Extracted data entries:

** begin **

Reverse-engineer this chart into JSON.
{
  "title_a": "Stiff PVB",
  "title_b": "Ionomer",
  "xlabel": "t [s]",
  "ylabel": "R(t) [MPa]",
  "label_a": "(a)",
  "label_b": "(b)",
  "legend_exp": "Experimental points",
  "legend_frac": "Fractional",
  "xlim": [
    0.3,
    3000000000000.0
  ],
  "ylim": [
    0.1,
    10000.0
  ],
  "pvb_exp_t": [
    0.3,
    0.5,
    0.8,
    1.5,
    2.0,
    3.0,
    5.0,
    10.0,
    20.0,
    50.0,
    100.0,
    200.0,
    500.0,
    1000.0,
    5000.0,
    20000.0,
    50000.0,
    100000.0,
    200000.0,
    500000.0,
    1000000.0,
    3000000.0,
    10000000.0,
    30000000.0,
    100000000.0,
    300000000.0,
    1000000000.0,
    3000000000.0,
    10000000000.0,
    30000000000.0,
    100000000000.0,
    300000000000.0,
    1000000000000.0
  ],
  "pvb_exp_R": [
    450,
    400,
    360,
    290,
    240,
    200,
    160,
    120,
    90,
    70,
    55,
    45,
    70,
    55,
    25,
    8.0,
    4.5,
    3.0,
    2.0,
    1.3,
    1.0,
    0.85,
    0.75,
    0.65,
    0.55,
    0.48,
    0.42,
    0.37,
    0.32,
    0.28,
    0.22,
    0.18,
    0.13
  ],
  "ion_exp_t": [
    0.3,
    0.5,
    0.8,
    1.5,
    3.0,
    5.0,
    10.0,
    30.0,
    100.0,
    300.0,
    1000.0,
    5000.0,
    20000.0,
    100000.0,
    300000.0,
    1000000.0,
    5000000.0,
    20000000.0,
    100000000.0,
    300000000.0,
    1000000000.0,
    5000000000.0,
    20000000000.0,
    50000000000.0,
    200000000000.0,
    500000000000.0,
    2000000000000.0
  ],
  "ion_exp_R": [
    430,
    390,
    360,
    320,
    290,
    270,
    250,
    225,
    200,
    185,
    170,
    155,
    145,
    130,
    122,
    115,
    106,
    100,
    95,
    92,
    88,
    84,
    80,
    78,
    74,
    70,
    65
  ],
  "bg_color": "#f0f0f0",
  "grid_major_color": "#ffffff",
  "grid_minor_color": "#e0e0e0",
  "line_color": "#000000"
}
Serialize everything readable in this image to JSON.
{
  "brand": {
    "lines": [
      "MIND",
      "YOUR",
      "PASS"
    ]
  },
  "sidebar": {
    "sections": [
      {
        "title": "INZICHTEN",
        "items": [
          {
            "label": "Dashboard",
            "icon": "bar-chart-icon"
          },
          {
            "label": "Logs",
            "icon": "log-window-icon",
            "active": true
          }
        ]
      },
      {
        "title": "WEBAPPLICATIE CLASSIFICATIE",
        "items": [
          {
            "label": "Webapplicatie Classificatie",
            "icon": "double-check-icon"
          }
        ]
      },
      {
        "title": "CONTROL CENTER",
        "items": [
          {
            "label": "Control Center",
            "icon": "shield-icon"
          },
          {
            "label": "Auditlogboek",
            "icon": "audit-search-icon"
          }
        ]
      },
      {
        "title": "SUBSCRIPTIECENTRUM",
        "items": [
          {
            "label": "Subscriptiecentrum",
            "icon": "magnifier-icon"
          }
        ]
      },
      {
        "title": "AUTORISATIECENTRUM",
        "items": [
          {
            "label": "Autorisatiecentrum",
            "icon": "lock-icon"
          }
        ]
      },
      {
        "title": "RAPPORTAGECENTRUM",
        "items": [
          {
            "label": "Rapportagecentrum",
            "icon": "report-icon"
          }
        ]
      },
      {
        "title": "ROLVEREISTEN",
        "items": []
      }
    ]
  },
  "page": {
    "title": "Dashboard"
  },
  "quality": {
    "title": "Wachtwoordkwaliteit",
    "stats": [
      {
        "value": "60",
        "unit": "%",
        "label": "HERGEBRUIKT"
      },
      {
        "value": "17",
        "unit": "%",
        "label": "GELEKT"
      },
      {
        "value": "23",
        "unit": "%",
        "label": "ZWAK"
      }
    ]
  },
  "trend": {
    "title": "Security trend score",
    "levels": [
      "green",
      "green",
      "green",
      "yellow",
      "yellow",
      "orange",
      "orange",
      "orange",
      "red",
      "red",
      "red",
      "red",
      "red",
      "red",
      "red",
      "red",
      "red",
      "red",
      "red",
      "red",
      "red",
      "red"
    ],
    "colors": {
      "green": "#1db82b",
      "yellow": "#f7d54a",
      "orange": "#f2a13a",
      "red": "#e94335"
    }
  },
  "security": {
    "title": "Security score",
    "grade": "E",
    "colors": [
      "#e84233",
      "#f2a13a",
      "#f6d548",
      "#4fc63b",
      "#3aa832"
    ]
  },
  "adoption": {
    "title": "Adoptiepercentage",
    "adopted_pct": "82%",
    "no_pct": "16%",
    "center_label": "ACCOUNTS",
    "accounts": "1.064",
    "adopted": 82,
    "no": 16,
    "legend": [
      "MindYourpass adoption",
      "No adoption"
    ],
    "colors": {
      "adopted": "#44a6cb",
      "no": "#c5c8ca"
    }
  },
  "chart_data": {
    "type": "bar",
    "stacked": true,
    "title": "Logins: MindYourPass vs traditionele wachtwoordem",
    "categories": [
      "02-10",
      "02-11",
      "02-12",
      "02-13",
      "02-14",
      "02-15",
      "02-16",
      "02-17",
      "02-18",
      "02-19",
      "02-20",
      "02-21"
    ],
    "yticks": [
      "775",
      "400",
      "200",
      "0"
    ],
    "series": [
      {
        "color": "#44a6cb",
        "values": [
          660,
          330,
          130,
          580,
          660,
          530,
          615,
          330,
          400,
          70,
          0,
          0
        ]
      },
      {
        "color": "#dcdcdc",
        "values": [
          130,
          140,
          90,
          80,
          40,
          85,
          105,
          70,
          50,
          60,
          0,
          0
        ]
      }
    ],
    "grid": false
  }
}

** end **

## Exercise
Write out the material from the first line to the last, exactly.

## Response to this exercise
Reverse-engineer this chart into JSON.
{
  "title_a": "Stiff PVB",
  "title_b": "Ionomer",
  "xlabel": "t [s]",
  "ylabel": "R(t) [MPa]",
  "label_a": "(a)",
  "label_b": "(b)",
  "legend_exp": "Experimental points",
  "legend_frac": "Fractional",
  "xlim": [
    0.3,
    3000000000000.0
  ],
  "ylim": [
    0.1,
    10000.0
  ],
  "pvb_exp_t": [
    0.3,
    0.5,
    0.8,
    1.5,
    2.0,
    3.0,
    5.0,
    10.0,
    20.0,
    50.0,
    100.0,
    200.0,
    500.0,
    1000.0,
    5000.0,
    20000.0,
    50000.0,
    100000.0,
    200000.0,
    500000.0,
    1000000.0,
    3000000.0,
    10000000.0,
    30000000.0,
    100000000.0,
    300000000.0,
    1000000000.0,
    3000000000.0,
    10000000000.0,
    30000000000.0,
    100000000000.0,
    300000000000.0,
    1000000000000.0
  ],
  "pvb_exp_R": [
    450,
    400,
    360,
    290,
    240,
    200,
    160,
    120,
    90,
    70,
    55,
    45,
    70,
    55,
    25,
    8.0,
    4.5,
    3.0,
    2.0,
    1.3,
    1.0,
    0.85,
    0.75,
    0.65,
    0.55,
    0.48,
    0.42,
    0.37,
    0.32,
    0.28,
    0.22,
    0.18,
    0.13
  ],
  "ion_exp_t": [
    0.3,
    0.5,
    0.8,
    1.5,
    3.0,
    5.0,
    10.0,
    30.0,
    100.0,
    300.0,
    1000.0,
    5000.0,
    20000.0,
    100000.0,
    300000.0,
    1000000.0,
    5000000.0,
    20000000.0,
    100000000.0,
    300000000.0,
    1000000000.0,
    5000000000.0,
    20000000000.0,
    50000000000.0,
    200000000000.0,
    500000000000.0,
    2000000000000.0
  ],
  "ion_exp_R": [
    430,
    390,
    360,
    320,
    290,
    270,
    250,
    225,
    200,
    185,
    170,
    155,
    145,
    130,
    122,
    115,
    106,
    100,
    95,
    92,
    88,
    84,
    80,
    78,
    74,
    70,
    65
  ],
  "bg_color": "#f0f0f0",
  "grid_major_color": "#ffffff",
  "grid_minor_color": "#e0e0e0",
  "line_color": "#000000"
}
Serialize everything readable in this image to JSON.
{
  "brand": {
    "lines": [
      "MIND",
      "YOUR",
      "PASS"
    ]
  },
  "sidebar": {
    "sections": [
      {
        "title": "INZICHTEN",
        "items": [
          {
            "label": "Dashboard",
            "icon": "bar-chart-icon"
          },
          {
            "label": "Logs",
            "icon": "log-window-icon",
            "active": true
          }
        ]
      },
      {
        "title": "WEBAPPLICATIE CLASSIFICATIE",
        "items": [
          {
            "label": "Webapplicatie Classificatie",
            "icon": "double-check-icon"
          }
        ]
      },
      {
        "title": "CONTROL CENTER",
        "items": [
          {
            "label": "Control Center",
            "icon": "shield-icon"
          },
          {
            "label": "Auditlogboek",
            "icon": "audit-search-icon"
          }
        ]
      },
      {
        "title": "SUBSCRIPTIECENTRUM",
        "items": [
          {
            "label": "Subscriptiecentrum",
            "icon": "magnifier-icon"
          }
        ]
      },
      {
        "title": "AUTORISATIECENTRUM",
        "items": [
          {
            "label": "Autorisatiecentrum",
            "icon": "lock-icon"
          }
        ]
      },
      {
        "title": "RAPPORTAGECENTRUM",
        "items": [
          {
            "label": "Rapportagecentrum",
            "icon": "report-icon"
          }
        ]
      },
      {
        "title": "ROLVEREISTEN",
        "items": []
      }
    ]
  },
  "page": {
    "title": "Dashboard"
  },
  "quality": {
    "title": "Wachtwoordkwaliteit",
    "stats": [
      {
        "value": "60",
        "unit": "%",
        "label": "HERGEBRUIKT"
      },
      {
        "value": "17",
        "unit": "%",
        "label": "GELEKT"
      },
      {
        "value": "23",
        "unit": "%",
        "label": "ZWAK"
      }
    ]
  },
  "trend": {
    "title": "Security trend score",
    "levels": [
      "green",
      "green",
      "green",
      "yellow",
      "yellow",
      "orange",
      "orange",
      "orange",
      "red",
      "red",
      "red",
      "red",
      "red",
      "red",
      "red",
      "red",
      "red",
      "red",
      "red",
      "red",
      "red",
      "red"
    ],
    "colors": {
      "green": "#1db82b",
      "yellow": "#f7d54a",
      "orange": "#f2a13a",
      "red": "#e94335"
    }
  },
  "security": {
    "title": "Security score",
    "grade": "E",
    "colors": [
      "#e84233",
      "#f2a13a",
      "#f6d548",
      "#4fc63b",
      "#3aa832"
    ]
  },
  "adoption": {
    "title": "Adoptiepercentage",
    "adopted_pct": "82%",
    "no_pct": "16%",
    "center_label": "ACCOUNTS",
    "accounts": "1.064",
    "adopted": 82,
    "no": 16,
    "legend": [
      "MindYourpass adoption",
      "No adoption"
    ],
    "colors": {
      "adopted": "#44a6cb",
      "no": "#c5c8ca"
    }
  },
  "chart_data": {
    "type": "bar",
    "stacked": true,
    "title": "Logins: MindYourPass vs traditionele wachtwoordem",
    "categories": [
      "02-10",
      "02-11",
      "02-12",
      "02-13",
      "02-14",
      "02-15",
      "02-16",
      "02-17",
      "02-18",
      "02-19",
      "02-20",
      "02-21"
    ],
    "yticks": [
      "775",
      "400",
      "200",
      "0"
    ],
    "series": [
      {
        "color": "#44a6cb",
        "values": [
          660,
          330,
          130,
          580,
          660,
          530,
          615,
          330,
          400,
          70,
          0,
          0
        ]
      },
      {
        "color": "#dcdcdc",
        "values": [
          130,
          140,
          90,
          80,
          40,
          85,
          105,
          70,
          50,
          60,
          0,
          0
        ]
      }
    ],
    "grid": false
  }
}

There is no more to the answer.